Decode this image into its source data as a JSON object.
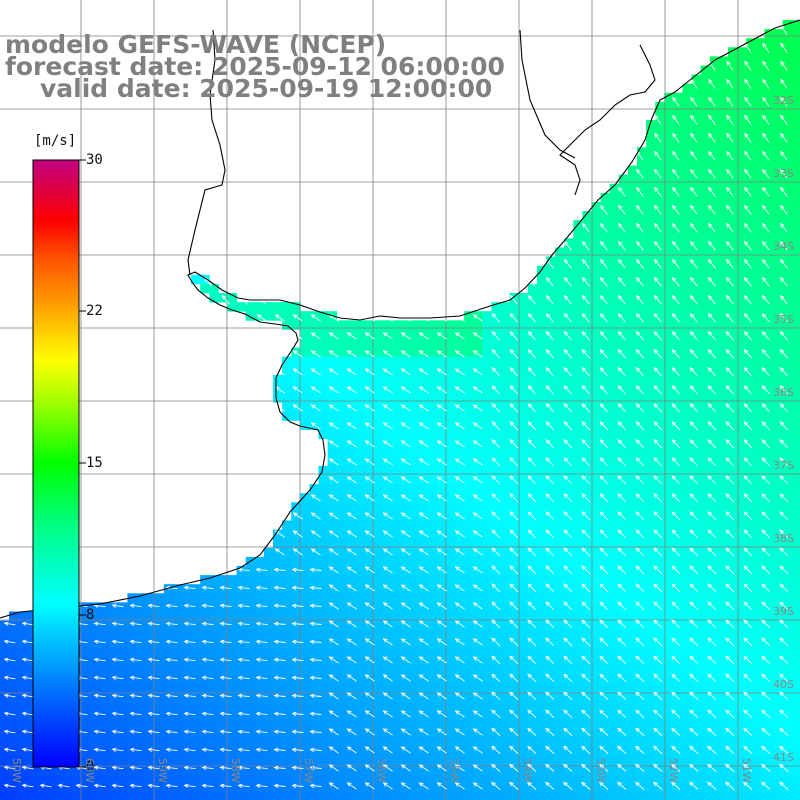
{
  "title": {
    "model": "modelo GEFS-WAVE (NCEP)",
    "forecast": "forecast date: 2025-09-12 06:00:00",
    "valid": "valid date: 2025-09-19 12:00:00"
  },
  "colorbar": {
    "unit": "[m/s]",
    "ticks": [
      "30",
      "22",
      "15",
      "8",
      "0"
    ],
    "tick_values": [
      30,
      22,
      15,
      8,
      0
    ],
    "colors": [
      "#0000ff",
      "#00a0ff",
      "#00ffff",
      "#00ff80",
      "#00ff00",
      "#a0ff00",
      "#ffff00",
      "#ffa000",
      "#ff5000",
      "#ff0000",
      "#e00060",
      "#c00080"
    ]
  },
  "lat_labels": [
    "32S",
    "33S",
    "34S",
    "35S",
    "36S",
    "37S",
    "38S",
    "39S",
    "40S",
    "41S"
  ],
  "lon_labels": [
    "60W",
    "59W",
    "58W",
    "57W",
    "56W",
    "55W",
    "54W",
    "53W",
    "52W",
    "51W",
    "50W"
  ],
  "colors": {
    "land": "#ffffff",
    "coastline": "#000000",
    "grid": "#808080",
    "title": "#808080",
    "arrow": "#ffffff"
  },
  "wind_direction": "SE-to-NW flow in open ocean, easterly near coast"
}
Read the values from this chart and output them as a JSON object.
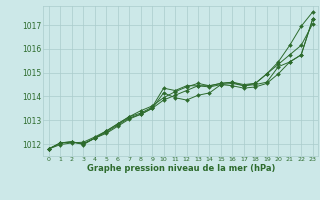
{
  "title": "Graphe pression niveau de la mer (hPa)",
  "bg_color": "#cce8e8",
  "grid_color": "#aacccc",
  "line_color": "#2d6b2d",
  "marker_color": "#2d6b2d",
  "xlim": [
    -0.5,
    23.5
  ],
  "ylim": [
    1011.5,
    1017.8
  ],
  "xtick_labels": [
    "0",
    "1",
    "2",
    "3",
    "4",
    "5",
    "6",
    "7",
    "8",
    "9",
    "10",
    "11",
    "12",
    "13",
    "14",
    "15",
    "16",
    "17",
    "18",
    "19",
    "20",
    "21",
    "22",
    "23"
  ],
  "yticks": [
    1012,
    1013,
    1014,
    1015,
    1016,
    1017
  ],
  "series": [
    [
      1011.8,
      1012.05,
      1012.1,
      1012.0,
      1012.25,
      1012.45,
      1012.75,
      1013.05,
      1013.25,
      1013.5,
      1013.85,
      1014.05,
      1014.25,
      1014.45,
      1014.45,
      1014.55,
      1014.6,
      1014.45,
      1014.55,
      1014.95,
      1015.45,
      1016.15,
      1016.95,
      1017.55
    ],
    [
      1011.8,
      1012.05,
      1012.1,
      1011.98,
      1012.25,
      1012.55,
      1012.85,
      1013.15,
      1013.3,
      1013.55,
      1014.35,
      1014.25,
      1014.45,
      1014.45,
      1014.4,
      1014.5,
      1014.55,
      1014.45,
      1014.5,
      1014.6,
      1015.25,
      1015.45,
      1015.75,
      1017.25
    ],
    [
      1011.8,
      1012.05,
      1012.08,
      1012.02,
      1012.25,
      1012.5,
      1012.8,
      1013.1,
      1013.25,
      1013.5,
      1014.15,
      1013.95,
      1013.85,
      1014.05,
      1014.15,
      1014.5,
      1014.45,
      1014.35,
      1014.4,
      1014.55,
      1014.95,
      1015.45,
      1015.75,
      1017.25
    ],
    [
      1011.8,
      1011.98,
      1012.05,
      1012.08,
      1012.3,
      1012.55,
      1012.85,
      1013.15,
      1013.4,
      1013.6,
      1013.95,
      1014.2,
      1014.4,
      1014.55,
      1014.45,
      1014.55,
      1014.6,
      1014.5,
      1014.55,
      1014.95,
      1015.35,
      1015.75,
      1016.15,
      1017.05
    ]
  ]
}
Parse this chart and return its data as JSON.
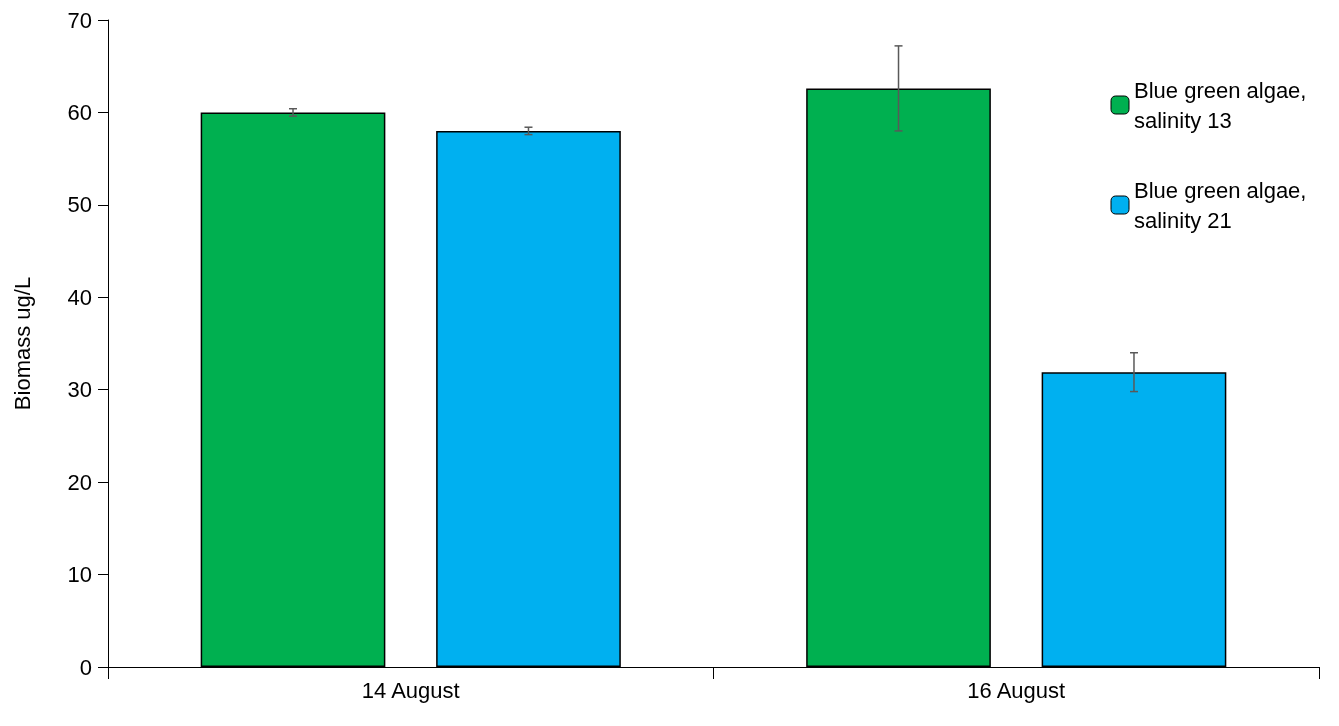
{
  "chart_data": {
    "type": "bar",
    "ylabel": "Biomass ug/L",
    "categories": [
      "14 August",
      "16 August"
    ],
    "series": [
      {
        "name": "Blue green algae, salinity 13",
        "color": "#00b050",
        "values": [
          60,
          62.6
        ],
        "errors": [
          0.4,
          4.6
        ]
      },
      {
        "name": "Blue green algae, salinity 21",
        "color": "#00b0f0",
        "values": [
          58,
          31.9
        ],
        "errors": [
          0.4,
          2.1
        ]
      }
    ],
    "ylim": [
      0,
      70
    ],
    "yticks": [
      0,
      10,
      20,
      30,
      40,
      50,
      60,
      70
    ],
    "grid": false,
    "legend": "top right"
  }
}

--- --- ---

What is being asked: Using the listing above, pull out all lines that hold the word "object".

Solved problem:
Decode this image into its source data as a JSON object.
Read the values from this chart and output them as a JSON object.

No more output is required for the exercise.